Write out each line exactly as it stands, please.

[Collected data entries]
>> BEGIN

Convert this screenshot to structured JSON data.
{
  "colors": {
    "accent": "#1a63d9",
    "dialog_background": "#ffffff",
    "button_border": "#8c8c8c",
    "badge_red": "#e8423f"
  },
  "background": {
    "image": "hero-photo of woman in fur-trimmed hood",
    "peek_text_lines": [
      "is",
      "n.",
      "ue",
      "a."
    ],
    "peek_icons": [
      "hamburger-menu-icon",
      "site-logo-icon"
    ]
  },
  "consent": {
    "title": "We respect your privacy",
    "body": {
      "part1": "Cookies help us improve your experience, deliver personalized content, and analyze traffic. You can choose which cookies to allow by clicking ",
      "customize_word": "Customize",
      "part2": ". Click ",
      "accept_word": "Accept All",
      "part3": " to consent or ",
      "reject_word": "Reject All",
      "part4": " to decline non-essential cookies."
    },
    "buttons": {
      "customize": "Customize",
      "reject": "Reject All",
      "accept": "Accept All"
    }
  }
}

>> END

**THE OUTPUT:**
Convert this screenshot to structured JSON data.
{
  "colors": {
    "accent": "#1a63d9",
    "dialog_background": "#ffffff",
    "button_border": "#8c8c8c",
    "badge_red": "#e8423f"
  },
  "background": {
    "image": "hero-photo of woman in fur-trimmed hood",
    "peek_text_lines": [
      "is",
      "n.",
      "ue",
      "a."
    ],
    "peek_icons": [
      "hamburger-menu-icon",
      "site-logo-icon"
    ]
  },
  "consent": {
    "title": "We respect your privacy",
    "body": {
      "part1": "Cookies help us improve your experience, deliver personalized content, and analyze traffic. You can choose which cookies to allow by clicking ",
      "customize_word": "Customize",
      "part2": ". Click ",
      "accept_word": "Accept All",
      "part3": " to consent or ",
      "reject_word": "Reject All",
      "part4": " to decline non-essential cookies."
    },
    "buttons": {
      "customize": "Customize",
      "reject": "Reject All",
      "accept": "Accept All"
    }
  }
}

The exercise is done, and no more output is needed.